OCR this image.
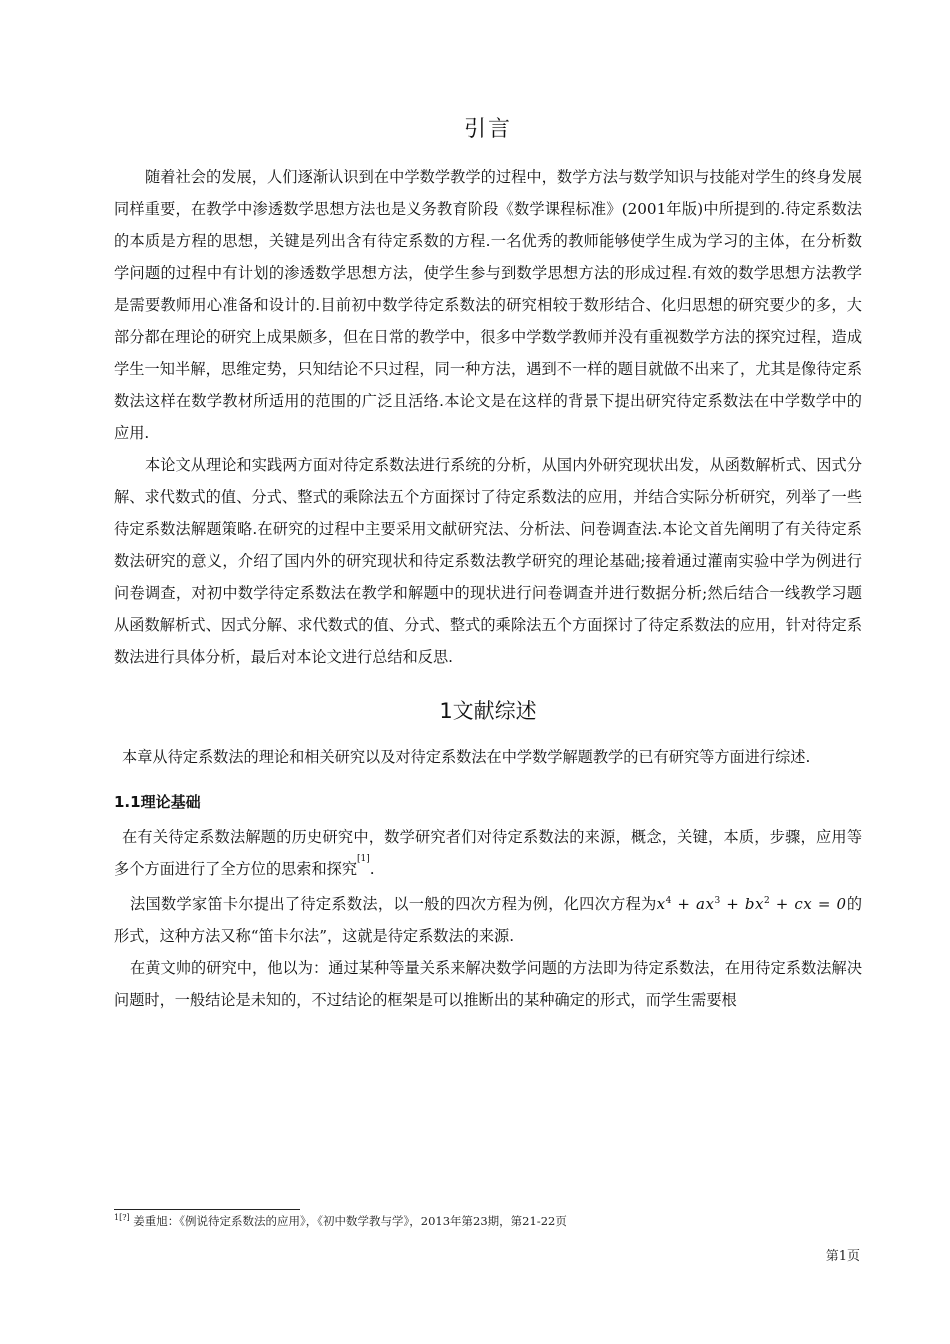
引言

随着社会的发展，人们逐渐认识到在中学数学教学的过程中，数学方法与数学知识与技能对学生的终身发展同样重要，在教学中渗透数学思想方法也是义务教育阶段《数学课程标准》(2001年版)中所提到的.待定系数法的本质是方程的思想，关键是列出含有待定系数的方程.一名优秀的教师能够使学生成为学习的主体，在分析数学问题的过程中有计划的渗透数学思想方法，使学生参与到数学思想方法的形成过程.有效的数学思想方法教学是需要教师用心准备和设计的.目前初中数学待定系数法的研究相较于数形结合、化归思想的研究要少的多，大部分都在理论的研究上成果颇多，但在日常的教学中，很多中学数学教师并没有重视数学方法的探究过程，造成学生一知半解，思维定势，只知结论不只过程，同一种方法，遇到不一样的题目就做不出来了，尤其是像待定系数法这样在数学教材所适用的范围的广泛且活络.本论文是在这样的背景下提出研究待定系数法在中学数学中的应用.

本论文从理论和实践两方面对待定系数法进行系统的分析，从国内外研究现状出发，从函数解析式、因式分解、求代数式的值、分式、整式的乘除法五个方面探讨了待定系数法的应用，并结合实际分析研究，列举了一些待定系数法解题策略.在研究的过程中主要采用文献研究法、分析法、问卷调查法.本论文首先阐明了有关待定系数法研究的意义，介绍了国内外的研究现状和待定系数法教学研究的理论基础;接着通过灌南实验中学为例进行问卷调查，对初中数学待定系数法在教学和解题中的现状进行问卷调查并进行数据分析;然后结合一线教学习题从函数解析式、因式分解、求代数式的值、分式、整式的乘除法五个方面探讨了待定系数法的应用，针对待定系数法进行具体分析，最后对本论文进行总结和反思.

1文献综述

本章从待定系数法的理论和相关研究以及对待定系数法在中学数学解题教学的已有研究等方面进行综述.

1.1理论基础

在有关待定系数法解题的历史研究中，数学研究者们对待定系数法的来源，概念，关键，本质，步骤，应用等多个方面进行了全方位的思索和探究[1].

法国数学家笛卡尔提出了待定系数法，以一般的四次方程为例，化四次方程为$x^4 + ax^3 + bx^2$ + cx = 0的形式，这种方法又称“笛卡尔法”，这就是待定系数法的来源.

在黄文帅的研究中，他以为：通过某种等量关系来解决数学问题的方法即为待定系数法，在用待定系数法解决问题时，一般结论是未知的，不过结论的框架是可以推断出的某种确定的形式，而学生需要根

$^{1[?]}$ 姜重旭：《例说待定系数法的应用》，《初中数学教与学》，2013年第23期，第21-22页
第1页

■ ■ ■

◆ **The exercise**
Each record above should come back exactly the same, only without its pictures.

◆ **Task result**
OCR this image.
引言

随着社会的发展，人们逐渐认识到在中学数学教学的过程中，数学方法与数学知识与技能对学生的终身发展同样重要，在教学中渗透数学思想方法也是义务教育阶段《数学课程标准》(2001年版)中所提到的.待定系数法的本质是方程的思想，关键是列出含有待定系数的方程.一名优秀的教师能够使学生成为学习的主体，在分析数学问题的过程中有计划的渗透数学思想方法，使学生参与到数学思想方法的形成过程.有效的数学思想方法教学是需要教师用心准备和设计的.目前初中数学待定系数法的研究相较于数形结合、化归思想的研究要少的多，大部分都在理论的研究上成果颇多，但在日常的教学中，很多中学数学教师并没有重视数学方法的探究过程，造成学生一知半解，思维定势，只知结论不只过程，同一种方法，遇到不一样的题目就做不出来了，尤其是像待定系数法这样在数学教材所适用的范围的广泛且活络.本论文是在这样的背景下提出研究待定系数法在中学数学中的应用.

本论文从理论和实践两方面对待定系数法进行系统的分析，从国内外研究现状出发，从函数解析式、因式分解、求代数式的值、分式、整式的乘除法五个方面探讨了待定系数法的应用，并结合实际分析研究，列举了一些待定系数法解题策略.在研究的过程中主要采用文献研究法、分析法、问卷调查法.本论文首先阐明了有关待定系数法研究的意义，介绍了国内外的研究现状和待定系数法教学研究的理论基础;接着通过灌南实验中学为例进行问卷调查，对初中数学待定系数法在教学和解题中的现状进行问卷调查并进行数据分析;然后结合一线教学习题从函数解析式、因式分解、求代数式的值、分式、整式的乘除法五个方面探讨了待定系数法的应用，针对待定系数法进行具体分析，最后对本论文进行总结和反思.

1文献综述

本章从待定系数法的理论和相关研究以及对待定系数法在中学数学解题教学的已有研究等方面进行综述.

1.1理论基础

在有关待定系数法解题的历史研究中，数学研究者们对待定系数法的来源，概念，关键，本质，步骤，应用等多个方面进行了全方位的思索和探究[1].

法国数学家笛卡尔提出了待定系数法，以一般的四次方程为例，化四次方程为$x^4 + ax^3 + bx^2$ + cx = 0的形式，这种方法又称“笛卡尔法”，这就是待定系数法的来源.

在黄文帅的研究中，他以为：通过某种等量关系来解决数学问题的方法即为待定系数法，在用待定系数法解决问题时，一般结论是未知的，不过结论的框架是可以推断出的某种确定的形式，而学生需要根

$^{1[?]}$ 姜重旭：《例说待定系数法的应用》，《初中数学教与学》，2013年第23期，第21-22页
第1页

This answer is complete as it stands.